→ **WHAT TO PRODUCE**
Retype the listing that follows, word for word.

Dataset records
────────────────

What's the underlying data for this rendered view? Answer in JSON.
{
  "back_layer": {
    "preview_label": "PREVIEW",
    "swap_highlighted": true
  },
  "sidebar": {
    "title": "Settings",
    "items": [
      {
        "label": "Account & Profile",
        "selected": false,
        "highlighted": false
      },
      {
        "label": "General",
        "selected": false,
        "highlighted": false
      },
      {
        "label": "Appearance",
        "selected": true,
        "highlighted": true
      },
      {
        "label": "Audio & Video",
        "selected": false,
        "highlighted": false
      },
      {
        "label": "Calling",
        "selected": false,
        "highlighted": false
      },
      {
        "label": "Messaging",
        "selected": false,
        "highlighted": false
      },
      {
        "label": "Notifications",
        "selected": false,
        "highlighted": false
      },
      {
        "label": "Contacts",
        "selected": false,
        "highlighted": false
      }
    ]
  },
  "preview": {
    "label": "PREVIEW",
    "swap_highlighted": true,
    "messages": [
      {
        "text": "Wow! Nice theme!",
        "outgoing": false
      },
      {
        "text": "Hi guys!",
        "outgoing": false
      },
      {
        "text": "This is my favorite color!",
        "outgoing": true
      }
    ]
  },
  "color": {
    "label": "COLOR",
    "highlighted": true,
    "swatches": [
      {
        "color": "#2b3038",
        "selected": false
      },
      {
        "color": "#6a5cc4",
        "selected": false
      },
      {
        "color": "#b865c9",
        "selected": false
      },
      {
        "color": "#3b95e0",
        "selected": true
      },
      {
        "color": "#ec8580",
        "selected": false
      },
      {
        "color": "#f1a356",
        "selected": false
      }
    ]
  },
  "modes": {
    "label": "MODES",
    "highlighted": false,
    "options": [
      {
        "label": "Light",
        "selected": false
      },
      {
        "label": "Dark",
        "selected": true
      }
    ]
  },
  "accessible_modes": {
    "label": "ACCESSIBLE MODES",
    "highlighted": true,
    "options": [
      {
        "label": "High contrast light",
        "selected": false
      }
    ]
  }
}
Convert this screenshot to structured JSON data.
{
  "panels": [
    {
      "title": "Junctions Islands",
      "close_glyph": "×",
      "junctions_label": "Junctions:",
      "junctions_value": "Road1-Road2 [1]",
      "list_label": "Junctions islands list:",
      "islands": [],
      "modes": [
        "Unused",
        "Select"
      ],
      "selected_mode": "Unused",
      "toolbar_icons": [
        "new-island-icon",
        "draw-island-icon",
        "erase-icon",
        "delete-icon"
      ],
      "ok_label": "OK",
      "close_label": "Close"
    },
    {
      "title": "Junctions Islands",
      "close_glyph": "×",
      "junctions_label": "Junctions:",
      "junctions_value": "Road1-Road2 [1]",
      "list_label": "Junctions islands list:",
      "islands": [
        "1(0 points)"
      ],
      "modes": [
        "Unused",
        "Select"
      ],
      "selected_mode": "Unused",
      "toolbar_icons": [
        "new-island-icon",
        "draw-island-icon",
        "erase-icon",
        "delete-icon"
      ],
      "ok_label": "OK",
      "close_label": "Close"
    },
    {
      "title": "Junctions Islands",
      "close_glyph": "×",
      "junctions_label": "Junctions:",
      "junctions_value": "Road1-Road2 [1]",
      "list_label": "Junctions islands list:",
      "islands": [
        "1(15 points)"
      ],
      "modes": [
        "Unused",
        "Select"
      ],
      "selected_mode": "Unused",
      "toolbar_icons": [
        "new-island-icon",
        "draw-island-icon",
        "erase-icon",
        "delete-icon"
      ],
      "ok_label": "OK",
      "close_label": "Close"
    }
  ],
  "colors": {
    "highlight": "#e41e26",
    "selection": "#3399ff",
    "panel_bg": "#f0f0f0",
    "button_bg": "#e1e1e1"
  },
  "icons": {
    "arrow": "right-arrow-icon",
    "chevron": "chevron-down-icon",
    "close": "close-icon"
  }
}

────────────────

→ **WORKED ANSWER**
What's the underlying data for this rendered view? Answer in JSON.
{
  "back_layer": {
    "preview_label": "PREVIEW",
    "swap_highlighted": true
  },
  "sidebar": {
    "title": "Settings",
    "items": [
      {
        "label": "Account & Profile",
        "selected": false,
        "highlighted": false
      },
      {
        "label": "General",
        "selected": false,
        "highlighted": false
      },
      {
        "label": "Appearance",
        "selected": true,
        "highlighted": true
      },
      {
        "label": "Audio & Video",
        "selected": false,
        "highlighted": false
      },
      {
        "label": "Calling",
        "selected": false,
        "highlighted": false
      },
      {
        "label": "Messaging",
        "selected": false,
        "highlighted": false
      },
      {
        "label": "Notifications",
        "selected": false,
        "highlighted": false
      },
      {
        "label": "Contacts",
        "selected": false,
        "highlighted": false
      }
    ]
  },
  "preview": {
    "label": "PREVIEW",
    "swap_highlighted": true,
    "messages": [
      {
        "text": "Wow! Nice theme!",
        "outgoing": false
      },
      {
        "text": "Hi guys!",
        "outgoing": false
      },
      {
        "text": "This is my favorite color!",
        "outgoing": true
      }
    ]
  },
  "color": {
    "label": "COLOR",
    "highlighted": true,
    "swatches": [
      {
        "color": "#2b3038",
        "selected": false
      },
      {
        "color": "#6a5cc4",
        "selected": false
      },
      {
        "color": "#b865c9",
        "selected": false
      },
      {
        "color": "#3b95e0",
        "selected": true
      },
      {
        "color": "#ec8580",
        "selected": false
      },
      {
        "color": "#f1a356",
        "selected": false
      }
    ]
  },
  "modes": {
    "label": "MODES",
    "highlighted": false,
    "options": [
      {
        "label": "Light",
        "selected": false
      },
      {
        "label": "Dark",
        "selected": true
      }
    ]
  },
  "accessible_modes": {
    "label": "ACCESSIBLE MODES",
    "highlighted": true,
    "options": [
      {
        "label": "High contrast light",
        "selected": false
      }
    ]
  }
}
Convert this screenshot to structured JSON data.
{
  "panels": [
    {
      "title": "Junctions Islands",
      "close_glyph": "×",
      "junctions_label": "Junctions:",
      "junctions_value": "Road1-Road2 [1]",
      "list_label": "Junctions islands list:",
      "islands": [],
      "modes": [
        "Unused",
        "Select"
      ],
      "selected_mode": "Unused",
      "toolbar_icons": [
        "new-island-icon",
        "draw-island-icon",
        "erase-icon",
        "delete-icon"
      ],
      "ok_label": "OK",
      "close_label": "Close"
    },
    {
      "title": "Junctions Islands",
      "close_glyph": "×",
      "junctions_label": "Junctions:",
      "junctions_value": "Road1-Road2 [1]",
      "list_label": "Junctions islands list:",
      "islands": [
        "1(0 points)"
      ],
      "modes": [
        "Unused",
        "Select"
      ],
      "selected_mode": "Unused",
      "toolbar_icons": [
        "new-island-icon",
        "draw-island-icon",
        "erase-icon",
        "delete-icon"
      ],
      "ok_label": "OK",
      "close_label": "Close"
    },
    {
      "title": "Junctions Islands",
      "close_glyph": "×",
      "junctions_label": "Junctions:",
      "junctions_value": "Road1-Road2 [1]",
      "list_label": "Junctions islands list:",
      "islands": [
        "1(15 points)"
      ],
      "modes": [
        "Unused",
        "Select"
      ],
      "selected_mode": "Unused",
      "toolbar_icons": [
        "new-island-icon",
        "draw-island-icon",
        "erase-icon",
        "delete-icon"
      ],
      "ok_label": "OK",
      "close_label": "Close"
    }
  ],
  "colors": {
    "highlight": "#e41e26",
    "selection": "#3399ff",
    "panel_bg": "#f0f0f0",
    "button_bg": "#e1e1e1"
  },
  "icons": {
    "arrow": "right-arrow-icon",
    "chevron": "chevron-down-icon",
    "close": "close-icon"
  }
}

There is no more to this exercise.